* WHAT TO WORK ON
Reading the listing below, count the lines that contain the word "channel" and give that count alone.

* GIVEN DATA
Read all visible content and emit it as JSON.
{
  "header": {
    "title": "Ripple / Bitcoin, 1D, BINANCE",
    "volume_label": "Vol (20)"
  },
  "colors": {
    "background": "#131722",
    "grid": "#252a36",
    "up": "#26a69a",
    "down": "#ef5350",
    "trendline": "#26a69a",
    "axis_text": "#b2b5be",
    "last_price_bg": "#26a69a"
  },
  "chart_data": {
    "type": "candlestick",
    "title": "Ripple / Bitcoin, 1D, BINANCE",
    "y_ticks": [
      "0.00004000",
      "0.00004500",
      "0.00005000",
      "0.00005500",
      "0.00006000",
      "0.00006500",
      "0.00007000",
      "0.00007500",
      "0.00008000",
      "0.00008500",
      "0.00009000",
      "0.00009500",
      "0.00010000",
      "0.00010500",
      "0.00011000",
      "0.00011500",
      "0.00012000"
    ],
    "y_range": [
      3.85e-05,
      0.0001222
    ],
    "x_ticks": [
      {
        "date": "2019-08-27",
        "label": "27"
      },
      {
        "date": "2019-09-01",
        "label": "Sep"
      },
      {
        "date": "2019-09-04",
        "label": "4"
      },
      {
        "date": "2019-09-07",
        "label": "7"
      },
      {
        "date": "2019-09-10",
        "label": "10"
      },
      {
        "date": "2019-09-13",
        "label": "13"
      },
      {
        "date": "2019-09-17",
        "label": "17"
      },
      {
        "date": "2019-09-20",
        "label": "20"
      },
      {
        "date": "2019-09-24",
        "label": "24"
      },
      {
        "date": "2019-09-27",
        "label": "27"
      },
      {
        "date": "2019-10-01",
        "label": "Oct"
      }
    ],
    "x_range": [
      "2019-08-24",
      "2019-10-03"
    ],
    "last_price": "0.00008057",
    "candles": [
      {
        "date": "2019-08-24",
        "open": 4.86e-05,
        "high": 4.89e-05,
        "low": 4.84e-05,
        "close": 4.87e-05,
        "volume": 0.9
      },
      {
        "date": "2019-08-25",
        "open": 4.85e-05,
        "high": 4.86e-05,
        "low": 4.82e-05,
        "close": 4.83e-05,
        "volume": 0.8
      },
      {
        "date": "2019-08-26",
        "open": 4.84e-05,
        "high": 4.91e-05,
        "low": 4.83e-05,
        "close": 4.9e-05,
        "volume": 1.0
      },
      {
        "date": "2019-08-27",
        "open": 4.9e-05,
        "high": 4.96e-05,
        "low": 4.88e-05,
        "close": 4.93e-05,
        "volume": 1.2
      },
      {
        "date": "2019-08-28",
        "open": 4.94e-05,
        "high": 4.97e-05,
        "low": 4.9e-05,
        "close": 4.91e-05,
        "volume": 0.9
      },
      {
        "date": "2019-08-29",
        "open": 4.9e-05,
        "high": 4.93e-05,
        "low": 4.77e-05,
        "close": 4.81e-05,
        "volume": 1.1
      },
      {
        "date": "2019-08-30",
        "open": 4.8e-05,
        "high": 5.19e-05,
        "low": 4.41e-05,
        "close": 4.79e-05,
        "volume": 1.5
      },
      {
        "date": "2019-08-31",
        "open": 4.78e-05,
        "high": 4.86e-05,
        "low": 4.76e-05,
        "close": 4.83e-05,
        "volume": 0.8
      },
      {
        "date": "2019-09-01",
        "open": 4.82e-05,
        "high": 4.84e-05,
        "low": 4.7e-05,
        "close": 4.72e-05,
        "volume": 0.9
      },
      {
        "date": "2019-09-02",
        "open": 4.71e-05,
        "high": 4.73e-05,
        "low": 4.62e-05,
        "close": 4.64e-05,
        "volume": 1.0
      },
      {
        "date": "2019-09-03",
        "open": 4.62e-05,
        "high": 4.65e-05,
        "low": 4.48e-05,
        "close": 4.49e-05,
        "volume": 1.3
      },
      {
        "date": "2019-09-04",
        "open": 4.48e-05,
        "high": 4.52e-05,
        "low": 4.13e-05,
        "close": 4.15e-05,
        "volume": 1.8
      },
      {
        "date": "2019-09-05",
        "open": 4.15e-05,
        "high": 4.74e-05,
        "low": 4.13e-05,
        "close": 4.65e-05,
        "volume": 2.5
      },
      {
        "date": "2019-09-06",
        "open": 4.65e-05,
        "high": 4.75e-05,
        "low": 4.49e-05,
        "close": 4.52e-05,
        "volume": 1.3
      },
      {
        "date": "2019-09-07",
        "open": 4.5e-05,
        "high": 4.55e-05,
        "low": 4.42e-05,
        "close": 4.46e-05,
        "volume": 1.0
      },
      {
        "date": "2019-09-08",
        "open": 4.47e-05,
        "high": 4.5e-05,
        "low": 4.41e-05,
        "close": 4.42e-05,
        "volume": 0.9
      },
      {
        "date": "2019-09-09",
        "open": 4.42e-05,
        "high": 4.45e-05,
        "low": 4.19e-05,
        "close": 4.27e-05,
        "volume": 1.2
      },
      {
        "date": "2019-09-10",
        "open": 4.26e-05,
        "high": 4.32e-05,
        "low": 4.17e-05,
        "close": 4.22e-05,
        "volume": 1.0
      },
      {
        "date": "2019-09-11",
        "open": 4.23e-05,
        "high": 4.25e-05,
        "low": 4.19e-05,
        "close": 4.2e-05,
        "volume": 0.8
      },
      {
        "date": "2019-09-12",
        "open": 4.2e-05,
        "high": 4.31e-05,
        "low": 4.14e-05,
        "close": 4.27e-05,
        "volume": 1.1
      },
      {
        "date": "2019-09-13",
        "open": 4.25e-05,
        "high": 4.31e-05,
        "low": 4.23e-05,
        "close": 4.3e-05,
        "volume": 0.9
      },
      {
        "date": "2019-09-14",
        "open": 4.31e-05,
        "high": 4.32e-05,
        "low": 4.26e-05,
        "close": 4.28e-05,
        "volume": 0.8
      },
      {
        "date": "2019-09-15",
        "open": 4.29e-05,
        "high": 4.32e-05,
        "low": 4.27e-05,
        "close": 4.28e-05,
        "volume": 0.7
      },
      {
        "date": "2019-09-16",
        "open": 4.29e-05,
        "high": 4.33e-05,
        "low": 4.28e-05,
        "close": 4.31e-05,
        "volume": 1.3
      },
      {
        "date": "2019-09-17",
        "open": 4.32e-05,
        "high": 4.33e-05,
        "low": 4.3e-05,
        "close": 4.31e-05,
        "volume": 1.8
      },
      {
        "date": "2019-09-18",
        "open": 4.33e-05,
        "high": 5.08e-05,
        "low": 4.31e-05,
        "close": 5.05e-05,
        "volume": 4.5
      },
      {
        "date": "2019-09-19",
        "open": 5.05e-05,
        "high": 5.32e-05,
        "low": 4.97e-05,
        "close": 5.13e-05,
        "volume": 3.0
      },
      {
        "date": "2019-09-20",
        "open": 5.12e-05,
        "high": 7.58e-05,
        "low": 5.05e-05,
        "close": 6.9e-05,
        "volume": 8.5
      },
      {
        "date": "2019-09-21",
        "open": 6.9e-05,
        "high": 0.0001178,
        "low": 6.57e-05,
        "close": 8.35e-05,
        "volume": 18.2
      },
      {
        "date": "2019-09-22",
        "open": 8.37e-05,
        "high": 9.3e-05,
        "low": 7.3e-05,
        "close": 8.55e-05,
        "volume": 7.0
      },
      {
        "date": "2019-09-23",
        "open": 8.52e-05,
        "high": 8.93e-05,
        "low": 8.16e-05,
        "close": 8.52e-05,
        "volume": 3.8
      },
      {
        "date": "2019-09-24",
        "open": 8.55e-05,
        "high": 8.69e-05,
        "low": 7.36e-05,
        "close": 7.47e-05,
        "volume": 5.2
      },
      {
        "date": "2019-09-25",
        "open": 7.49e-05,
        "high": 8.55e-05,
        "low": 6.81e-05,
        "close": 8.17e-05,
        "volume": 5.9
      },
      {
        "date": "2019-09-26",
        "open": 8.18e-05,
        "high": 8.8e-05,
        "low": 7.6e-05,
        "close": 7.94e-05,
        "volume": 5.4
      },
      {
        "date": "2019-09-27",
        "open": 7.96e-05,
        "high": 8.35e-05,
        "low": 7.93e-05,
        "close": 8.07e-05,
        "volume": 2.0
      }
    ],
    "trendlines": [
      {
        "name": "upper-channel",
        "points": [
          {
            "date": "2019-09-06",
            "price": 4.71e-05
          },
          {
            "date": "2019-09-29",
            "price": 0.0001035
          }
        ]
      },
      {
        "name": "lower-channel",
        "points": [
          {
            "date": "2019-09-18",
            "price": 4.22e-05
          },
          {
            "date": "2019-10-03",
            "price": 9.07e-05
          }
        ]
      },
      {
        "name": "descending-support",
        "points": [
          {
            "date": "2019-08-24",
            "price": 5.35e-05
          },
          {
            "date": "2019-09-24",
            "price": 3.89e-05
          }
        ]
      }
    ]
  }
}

* FINAL RESULT
2